STATED TASK
Your task is to give the number of lines in the listing that include "Pointers", and nothing else.

[Start of RECORDS FOR THE TASK]

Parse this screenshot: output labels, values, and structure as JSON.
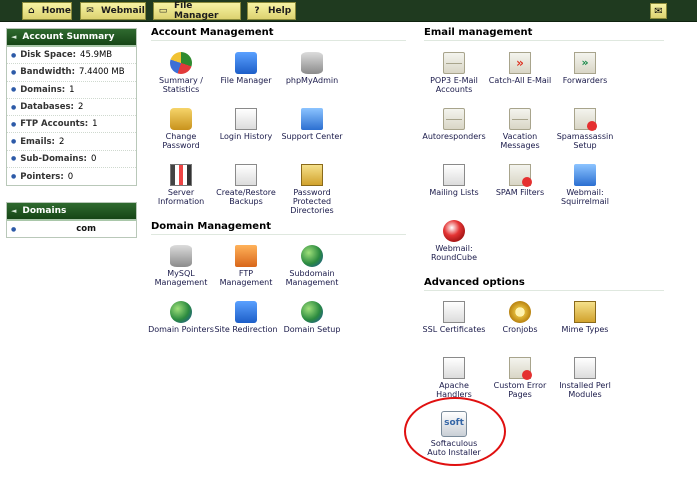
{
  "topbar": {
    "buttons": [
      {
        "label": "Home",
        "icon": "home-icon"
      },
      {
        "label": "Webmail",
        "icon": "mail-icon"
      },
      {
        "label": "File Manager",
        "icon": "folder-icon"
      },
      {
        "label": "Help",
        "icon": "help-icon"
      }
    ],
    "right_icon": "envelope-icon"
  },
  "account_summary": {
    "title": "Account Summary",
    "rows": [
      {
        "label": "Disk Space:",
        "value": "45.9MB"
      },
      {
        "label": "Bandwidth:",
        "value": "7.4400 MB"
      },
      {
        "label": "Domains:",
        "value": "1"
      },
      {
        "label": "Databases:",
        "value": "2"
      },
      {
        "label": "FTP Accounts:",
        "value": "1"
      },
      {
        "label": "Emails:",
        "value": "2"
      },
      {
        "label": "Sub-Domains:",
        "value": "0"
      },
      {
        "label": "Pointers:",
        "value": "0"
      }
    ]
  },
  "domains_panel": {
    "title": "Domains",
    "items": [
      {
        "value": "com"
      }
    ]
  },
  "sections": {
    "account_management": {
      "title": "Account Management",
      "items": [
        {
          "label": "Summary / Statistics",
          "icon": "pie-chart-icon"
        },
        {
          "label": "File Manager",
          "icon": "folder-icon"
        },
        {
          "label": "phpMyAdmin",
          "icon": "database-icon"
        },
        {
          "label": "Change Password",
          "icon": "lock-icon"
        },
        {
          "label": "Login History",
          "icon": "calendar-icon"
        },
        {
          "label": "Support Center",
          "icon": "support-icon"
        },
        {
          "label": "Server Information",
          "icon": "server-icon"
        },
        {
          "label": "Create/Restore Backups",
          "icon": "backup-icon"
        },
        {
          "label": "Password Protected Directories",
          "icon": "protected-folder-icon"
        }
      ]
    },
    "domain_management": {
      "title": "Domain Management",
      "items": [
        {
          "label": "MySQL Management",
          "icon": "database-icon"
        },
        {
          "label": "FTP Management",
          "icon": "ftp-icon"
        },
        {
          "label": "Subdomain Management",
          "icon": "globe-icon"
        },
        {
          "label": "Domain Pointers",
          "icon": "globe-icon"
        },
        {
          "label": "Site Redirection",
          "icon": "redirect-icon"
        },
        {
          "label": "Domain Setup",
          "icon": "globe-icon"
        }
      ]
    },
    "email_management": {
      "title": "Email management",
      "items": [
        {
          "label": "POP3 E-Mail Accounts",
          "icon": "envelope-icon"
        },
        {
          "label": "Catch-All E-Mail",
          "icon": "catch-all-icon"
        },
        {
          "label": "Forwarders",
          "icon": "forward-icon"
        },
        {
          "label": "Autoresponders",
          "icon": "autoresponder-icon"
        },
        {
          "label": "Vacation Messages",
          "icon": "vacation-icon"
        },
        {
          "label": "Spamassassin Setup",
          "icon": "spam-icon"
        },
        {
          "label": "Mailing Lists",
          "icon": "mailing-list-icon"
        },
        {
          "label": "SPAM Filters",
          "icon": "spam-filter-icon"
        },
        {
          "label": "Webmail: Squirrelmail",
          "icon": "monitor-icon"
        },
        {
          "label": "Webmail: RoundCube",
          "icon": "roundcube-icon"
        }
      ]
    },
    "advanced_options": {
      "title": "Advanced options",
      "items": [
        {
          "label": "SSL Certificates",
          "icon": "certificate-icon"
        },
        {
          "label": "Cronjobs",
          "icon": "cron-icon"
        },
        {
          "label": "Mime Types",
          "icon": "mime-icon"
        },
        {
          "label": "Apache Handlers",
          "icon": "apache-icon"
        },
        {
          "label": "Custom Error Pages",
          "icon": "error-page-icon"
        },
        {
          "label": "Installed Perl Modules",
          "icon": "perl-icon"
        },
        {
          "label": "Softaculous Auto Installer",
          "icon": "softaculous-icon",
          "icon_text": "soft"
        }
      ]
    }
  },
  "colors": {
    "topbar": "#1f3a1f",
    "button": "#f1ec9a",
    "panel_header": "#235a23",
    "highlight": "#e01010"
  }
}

[End of RECORDS FOR THE TASK]

FINISHED TASK
2